**What is required**
Every line of the records must be repeated exactly; pictures stay out.

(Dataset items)
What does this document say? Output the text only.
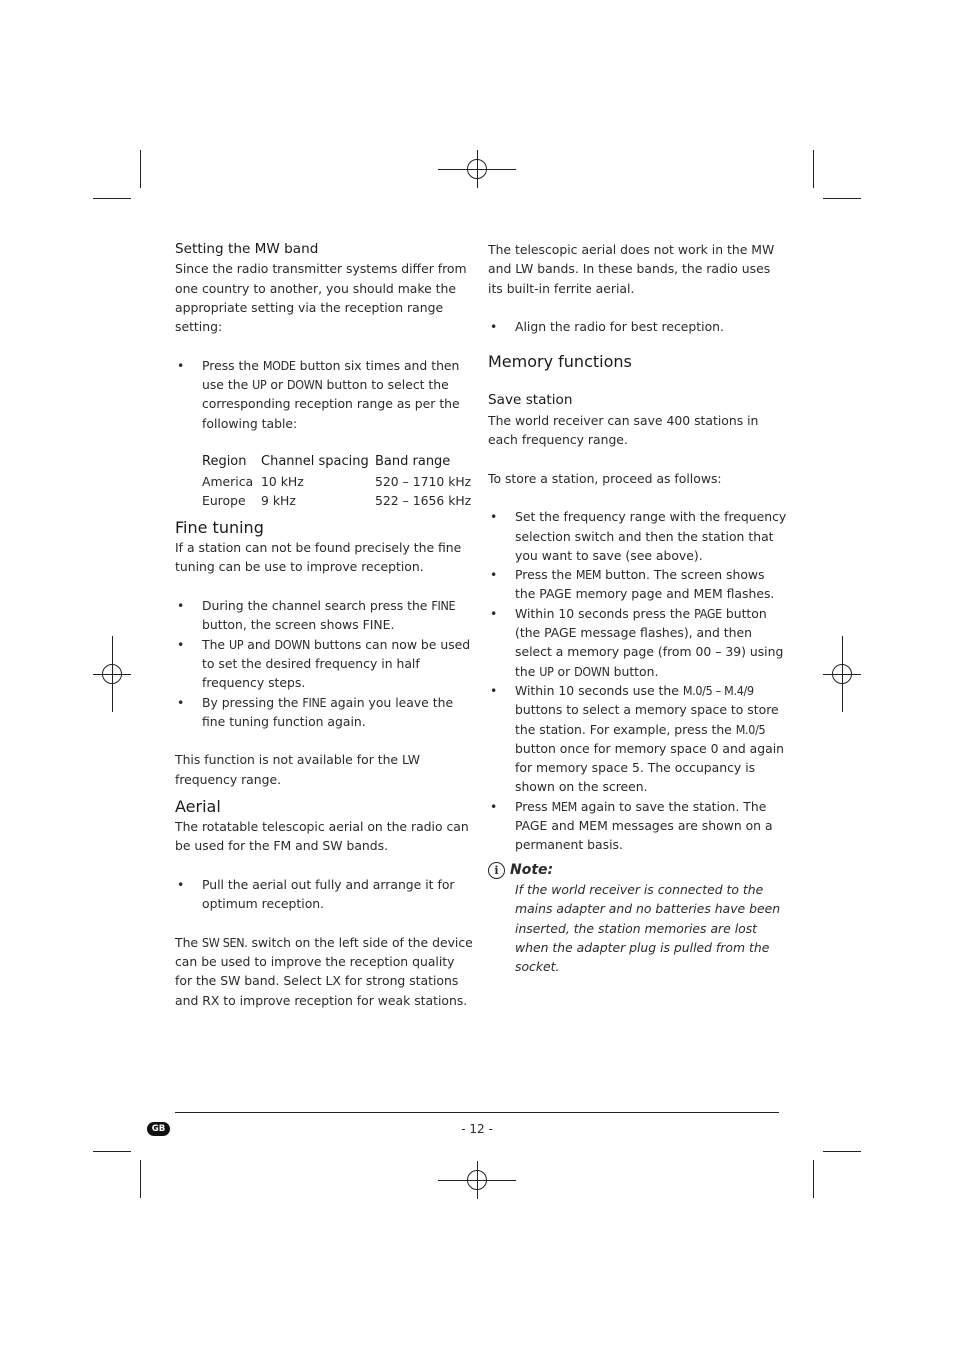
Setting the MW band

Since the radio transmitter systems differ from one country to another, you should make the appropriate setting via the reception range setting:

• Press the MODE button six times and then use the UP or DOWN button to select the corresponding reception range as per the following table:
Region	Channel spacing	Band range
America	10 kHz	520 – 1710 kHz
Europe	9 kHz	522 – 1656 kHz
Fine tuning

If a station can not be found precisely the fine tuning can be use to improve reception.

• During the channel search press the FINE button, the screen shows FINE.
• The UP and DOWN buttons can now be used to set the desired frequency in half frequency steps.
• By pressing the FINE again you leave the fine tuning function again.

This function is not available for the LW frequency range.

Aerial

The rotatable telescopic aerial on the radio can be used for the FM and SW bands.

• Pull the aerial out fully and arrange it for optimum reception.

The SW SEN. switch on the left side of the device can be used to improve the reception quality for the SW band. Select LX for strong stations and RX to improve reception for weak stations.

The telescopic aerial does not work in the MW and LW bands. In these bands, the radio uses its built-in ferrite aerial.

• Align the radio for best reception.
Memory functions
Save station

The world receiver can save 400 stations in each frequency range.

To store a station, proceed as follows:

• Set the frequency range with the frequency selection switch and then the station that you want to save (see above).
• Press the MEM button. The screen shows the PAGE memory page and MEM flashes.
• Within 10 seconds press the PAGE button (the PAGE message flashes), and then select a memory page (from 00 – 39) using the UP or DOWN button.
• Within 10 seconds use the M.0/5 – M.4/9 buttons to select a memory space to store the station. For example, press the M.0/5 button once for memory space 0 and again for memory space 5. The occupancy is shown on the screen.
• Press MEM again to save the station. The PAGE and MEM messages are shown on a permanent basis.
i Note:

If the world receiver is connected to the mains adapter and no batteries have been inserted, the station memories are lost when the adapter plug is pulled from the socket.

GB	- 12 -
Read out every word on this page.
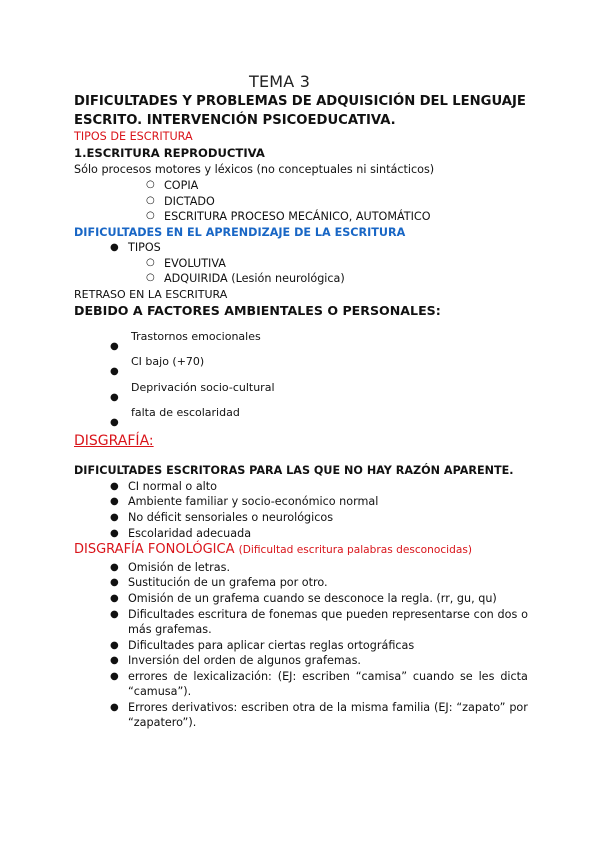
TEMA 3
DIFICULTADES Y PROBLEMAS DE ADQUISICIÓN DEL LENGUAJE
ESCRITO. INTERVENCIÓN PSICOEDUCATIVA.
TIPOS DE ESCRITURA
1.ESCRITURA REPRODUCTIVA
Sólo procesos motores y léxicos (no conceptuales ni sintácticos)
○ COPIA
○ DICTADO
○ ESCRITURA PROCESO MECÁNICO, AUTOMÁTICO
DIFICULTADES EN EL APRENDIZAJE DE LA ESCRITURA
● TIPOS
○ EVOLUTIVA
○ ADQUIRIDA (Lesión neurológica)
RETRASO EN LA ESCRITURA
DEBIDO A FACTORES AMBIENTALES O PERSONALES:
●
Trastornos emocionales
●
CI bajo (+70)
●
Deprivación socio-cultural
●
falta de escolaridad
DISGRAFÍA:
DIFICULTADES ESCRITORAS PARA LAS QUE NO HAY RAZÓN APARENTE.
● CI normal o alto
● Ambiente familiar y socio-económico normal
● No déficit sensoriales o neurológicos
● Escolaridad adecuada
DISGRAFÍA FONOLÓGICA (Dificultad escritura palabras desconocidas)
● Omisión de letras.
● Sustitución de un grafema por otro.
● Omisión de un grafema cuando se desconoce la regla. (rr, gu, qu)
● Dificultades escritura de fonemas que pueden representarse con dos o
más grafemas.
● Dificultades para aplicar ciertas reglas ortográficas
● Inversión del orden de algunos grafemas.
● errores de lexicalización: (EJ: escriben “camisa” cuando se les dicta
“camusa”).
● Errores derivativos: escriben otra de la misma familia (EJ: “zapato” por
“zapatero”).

**Task response**
What does this document say? Output the text only.
Setting the MW band

Since the radio transmitter systems differ from one country to another, you should make the appropriate setting via the reception range setting:

• Press the MODE button six times and then use the UP or DOWN button to select the corresponding reception range as per the following table:
Region	Channel spacing	Band range
America	10 kHz	520 – 1710 kHz
Europe	9 kHz	522 – 1656 kHz
Fine tuning

If a station can not be found precisely the fine tuning can be use to improve reception.

• During the channel search press the FINE button, the screen shows FINE.
• The UP and DOWN buttons can now be used to set the desired frequency in half frequency steps.
• By pressing the FINE again you leave the fine tuning function again.

This function is not available for the LW frequency range.

Aerial

The rotatable telescopic aerial on the radio can be used for the FM and SW bands.

• Pull the aerial out fully and arrange it for optimum reception.

The SW SEN. switch on the left side of the device can be used to improve the reception quality for the SW band. Select LX for strong stations and RX to improve reception for weak stations.

The telescopic aerial does not work in the MW and LW bands. In these bands, the radio uses its built-in ferrite aerial.

• Align the radio for best reception.
Memory functions
Save station

The world receiver can save 400 stations in each frequency range.

To store a station, proceed as follows:

• Set the frequency range with the frequency selection switch and then the station that you want to save (see above).
• Press the MEM button. The screen shows the PAGE memory page and MEM flashes.
• Within 10 seconds press the PAGE button (the PAGE message flashes), and then select a memory page (from 00 – 39) using the UP or DOWN button.
• Within 10 seconds use the M.0/5 – M.4/9 buttons to select a memory space to store the station. For example, press the M.0/5 button once for memory space 0 and again for memory space 5. The occupancy is shown on the screen.
• Press MEM again to save the station. The PAGE and MEM messages are shown on a permanent basis.
i Note:

If the world receiver is connected to the mains adapter and no batteries have been inserted, the station memories are lost when the adapter plug is pulled from the socket.

GB	- 12 -
Read out every word on this page.
TEMA 3
DIFICULTADES Y PROBLEMAS DE ADQUISICIÓN DEL LENGUAJE
ESCRITO. INTERVENCIÓN PSICOEDUCATIVA.
TIPOS DE ESCRITURA
1.ESCRITURA REPRODUCTIVA
Sólo procesos motores y léxicos (no conceptuales ni sintácticos)
○ COPIA
○ DICTADO
○ ESCRITURA PROCESO MECÁNICO, AUTOMÁTICO
DIFICULTADES EN EL APRENDIZAJE DE LA ESCRITURA
● TIPOS
○ EVOLUTIVA
○ ADQUIRIDA (Lesión neurológica)
RETRASO EN LA ESCRITURA
DEBIDO A FACTORES AMBIENTALES O PERSONALES:
●
Trastornos emocionales
●
CI bajo (+70)
●
Deprivación socio-cultural
●
falta de escolaridad
DISGRAFÍA:
DIFICULTADES ESCRITORAS PARA LAS QUE NO HAY RAZÓN APARENTE.
● CI normal o alto
● Ambiente familiar y socio-económico normal
● No déficit sensoriales o neurológicos
● Escolaridad adecuada
DISGRAFÍA FONOLÓGICA (Dificultad escritura palabras desconocidas)
● Omisión de letras.
● Sustitución de un grafema por otro.
● Omisión de un grafema cuando se desconoce la regla. (rr, gu, qu)
● Dificultades escritura de fonemas que pueden representarse con dos o
más grafemas.
● Dificultades para aplicar ciertas reglas ortográficas
● Inversión del orden de algunos grafemas.
● errores de lexicalización: (EJ: escriben “camisa” cuando se les dicta
“camusa”).
● Errores derivativos: escriben otra de la misma familia (EJ: “zapato” por
“zapatero”).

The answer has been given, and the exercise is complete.